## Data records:
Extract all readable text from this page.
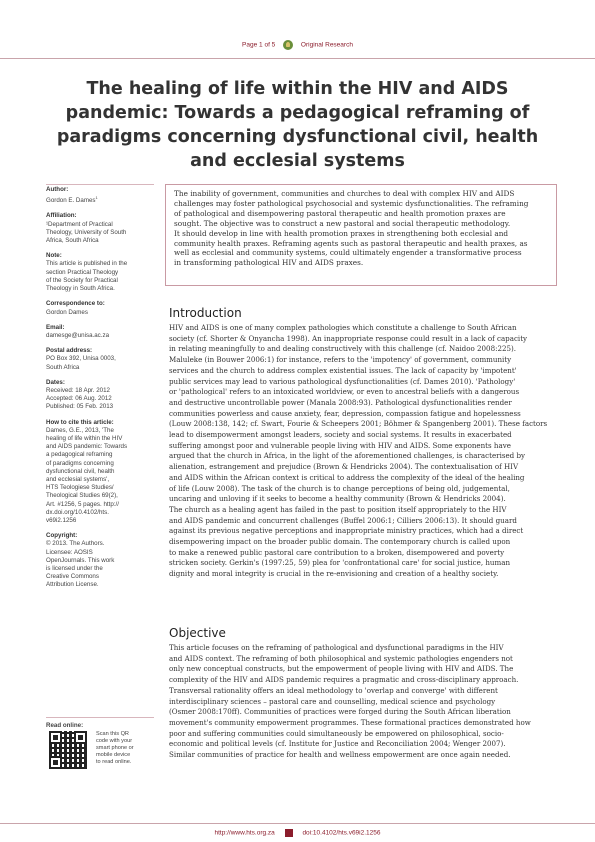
Page 1 of 5	Original Research
The healing of life within the HIV and AIDS pandemic: Towards a pedagogical reframing of paradigms concerning dysfunctional civil, health and ecclesial systems
Author:
Gordon E. Dames$^1$
Affiliation:
¹Department of Practical
Theology, University of South
Africa, South Africa
Note:
This article is published in the
section Practical Theology
of the Society for Practical
Theology in South Africa.
Correspondence to:
Gordon Dames
Email:
damesge@unisa.ac.za
Postal address:
PO Box 392, Unisa 0003,
South Africa
Dates:
Received: 18 Apr. 2012
Accepted: 06 Aug. 2012
Published: 05 Feb. 2013
How to cite this article:
Dames, G.E., 2013, 'The
healing of life within the HIV
and AIDS pandemic: Towards
a pedagogical reframing
of paradigms concerning
dysfunctional civil, health
and ecclesial systems',
HTS Teologiese Studies/
Theological Studies 69(2),
Art. #1256, 5 pages. http://
dx.doi.org/10.4102/hts.
v69i2.1256
Copyright:
© 2013. The Authors.
Licensee: AOSIS
OpenJournals. This work
is licensed under the
Creative Commons
Attribution License.
Read online:
Scan this QR
code with your
smart phone or
mobile device
to read online.
The inability of government, communities and churches to deal with complex HIV and AIDS
challenges may foster pathological psychosocial and systemic dysfunctionalities. The reframing
of pathological and disempowering pastoral therapeutic and health promotion praxes are
sought. The objective was to construct a new pastoral and social therapeutic methodology.
It should develop in line with health promotion praxes in strengthening both ecclesial and
community health praxes. Reframing agents such as pastoral therapeutic and health praxes, as
well as ecclesial and community systems, could ultimately engender a transformative process
in transforming pathological HIV and AIDS praxes.
Introduction
HIV and AIDS is one of many complex pathologies which constitute a challenge to South African
society (cf. Shorter & Onyancha 1998). An inappropriate response could result in a lack of capacity
in relating meaningfully to and dealing constructively with this challenge (cf. Naidoo 2008:225).
Maluleke (in Bouwer 2006:1) for instance, refers to the 'impotency' of government, community
services and the church to address complex existential issues. The lack of capacity by 'impotent'
public services may lead to various pathological dysfunctionalities (cf. Dames 2010). 'Pathology'
or 'pathological' refers to an intoxicated worldview, or even to ancestral beliefs with a dangerous
and destructive uncontrollable power (Manala 2008:93). Pathological dysfunctionalities render
communities powerless and cause anxiety, fear, depression, compassion fatigue and hopelessness
(Louw 2008:138, 142; cf. Swart, Fourie & Scheepers 2001; Böhmer & Spangenberg 2001). These factors
lead to disempowerment amongst leaders, society and social systems. It results in exacerbated
suffering amongst poor and vulnerable people living with HIV and AIDS. Some exponents have
argued that the church in Africa, in the light of the aforementioned challenges, is characterised by
alienation, estrangement and prejudice (Brown & Hendricks 2004). The contextualisation of HIV
and AIDS within the African context is critical to address the complexity of the ideal of the healing
of life (Louw 2008). The task of the church is to change perceptions of being old, judgemental,
uncaring and unloving if it seeks to become a healthy community (Brown & Hendricks 2004).
The church as a healing agent has failed in the past to position itself appropriately to the HIV
and AIDS pandemic and concurrent challenges (Buffel 2006:1; Cilliers 2006:13). It should guard
against its previous negative perceptions and inappropriate ministry practices, which had a direct
disempowering impact on the broader public domain. The contemporary church is called upon
to make a renewed public pastoral care contribution to a broken, disempowered and poverty
stricken society. Gerkin's (1997:25, 59) plea for 'confrontational care' for social justice, human
dignity and moral integrity is crucial in the re-envisioning and creation of a healthy society.
Objective
This article focuses on the reframing of pathological and dysfunctional paradigms in the HIV
and AIDS context. The reframing of both philosophical and systemic pathologies engenders not
only new conceptual constructs, but the empowerment of people living with HIV and AIDS. The
complexity of the HIV and AIDS pandemic requires a pragmatic and cross-disciplinary approach.
Transversal rationality offers an ideal methodology to 'overlap and converge' with different
interdisciplinary sciences – pastoral care and counselling, medical science and psychology
(Osmer 2008:170ff). Communities of practices were forged during the South African liberation
movement's community empowerment programmes. These formational practices demonstrated how
poor and suffering communities could simultaneously be empowered on philosophical, socio-
economic and political levels (cf. Institute for Justice and Reconciliation 2004; Wenger 2007).
Similar communities of practice for health and wellness empowerment are once again needed.
http://www.hts.org.za	doi:10.4102/hts.v69i2.1256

## AIM:
Your copy should repeat each entry above exactly but contain no pictures.

## RESPONSE TO THE TASK:
Extract all readable text from this page.
Page 1 of 5	Original Research
The healing of life within the HIV and AIDS pandemic: Towards a pedagogical reframing of paradigms concerning dysfunctional civil, health and ecclesial systems
Author:
Gordon E. Dames$^1$
Affiliation:
¹Department of Practical
Theology, University of South
Africa, South Africa
Note:
This article is published in the
section Practical Theology
of the Society for Practical
Theology in South Africa.
Correspondence to:
Gordon Dames
Email:
damesge@unisa.ac.za
Postal address:
PO Box 392, Unisa 0003,
South Africa
Dates:
Received: 18 Apr. 2012
Accepted: 06 Aug. 2012
Published: 05 Feb. 2013
How to cite this article:
Dames, G.E., 2013, 'The
healing of life within the HIV
and AIDS pandemic: Towards
a pedagogical reframing
of paradigms concerning
dysfunctional civil, health
and ecclesial systems',
HTS Teologiese Studies/
Theological Studies 69(2),
Art. #1256, 5 pages. http://
dx.doi.org/10.4102/hts.
v69i2.1256
Copyright:
© 2013. The Authors.
Licensee: AOSIS
OpenJournals. This work
is licensed under the
Creative Commons
Attribution License.
Read online:
Scan this QR
code with your
smart phone or
mobile device
to read online.
The inability of government, communities and churches to deal with complex HIV and AIDS
challenges may foster pathological psychosocial and systemic dysfunctionalities. The reframing
of pathological and disempowering pastoral therapeutic and health promotion praxes are
sought. The objective was to construct a new pastoral and social therapeutic methodology.
It should develop in line with health promotion praxes in strengthening both ecclesial and
community health praxes. Reframing agents such as pastoral therapeutic and health praxes, as
well as ecclesial and community systems, could ultimately engender a transformative process
in transforming pathological HIV and AIDS praxes.
Introduction
HIV and AIDS is one of many complex pathologies which constitute a challenge to South African
society (cf. Shorter & Onyancha 1998). An inappropriate response could result in a lack of capacity
in relating meaningfully to and dealing constructively with this challenge (cf. Naidoo 2008:225).
Maluleke (in Bouwer 2006:1) for instance, refers to the 'impotency' of government, community
services and the church to address complex existential issues. The lack of capacity by 'impotent'
public services may lead to various pathological dysfunctionalities (cf. Dames 2010). 'Pathology'
or 'pathological' refers to an intoxicated worldview, or even to ancestral beliefs with a dangerous
and destructive uncontrollable power (Manala 2008:93). Pathological dysfunctionalities render
communities powerless and cause anxiety, fear, depression, compassion fatigue and hopelessness
(Louw 2008:138, 142; cf. Swart, Fourie & Scheepers 2001; Böhmer & Spangenberg 2001). These factors
lead to disempowerment amongst leaders, society and social systems. It results in exacerbated
suffering amongst poor and vulnerable people living with HIV and AIDS. Some exponents have
argued that the church in Africa, in the light of the aforementioned challenges, is characterised by
alienation, estrangement and prejudice (Brown & Hendricks 2004). The contextualisation of HIV
and AIDS within the African context is critical to address the complexity of the ideal of the healing
of life (Louw 2008). The task of the church is to change perceptions of being old, judgemental,
uncaring and unloving if it seeks to become a healthy community (Brown & Hendricks 2004).
The church as a healing agent has failed in the past to position itself appropriately to the HIV
and AIDS pandemic and concurrent challenges (Buffel 2006:1; Cilliers 2006:13). It should guard
against its previous negative perceptions and inappropriate ministry practices, which had a direct
disempowering impact on the broader public domain. The contemporary church is called upon
to make a renewed public pastoral care contribution to a broken, disempowered and poverty
stricken society. Gerkin's (1997:25, 59) plea for 'confrontational care' for social justice, human
dignity and moral integrity is crucial in the re-envisioning and creation of a healthy society.
Objective
This article focuses on the reframing of pathological and dysfunctional paradigms in the HIV
and AIDS context. The reframing of both philosophical and systemic pathologies engenders not
only new conceptual constructs, but the empowerment of people living with HIV and AIDS. The
complexity of the HIV and AIDS pandemic requires a pragmatic and cross-disciplinary approach.
Transversal rationality offers an ideal methodology to 'overlap and converge' with different
interdisciplinary sciences – pastoral care and counselling, medical science and psychology
(Osmer 2008:170ff). Communities of practices were forged during the South African liberation
movement's community empowerment programmes. These formational practices demonstrated how
poor and suffering communities could simultaneously be empowered on philosophical, socio-
economic and political levels (cf. Institute for Justice and Reconciliation 2004; Wenger 2007).
Similar communities of practice for health and wellness empowerment are once again needed.
http://www.hts.org.za	doi:10.4102/hts.v69i2.1256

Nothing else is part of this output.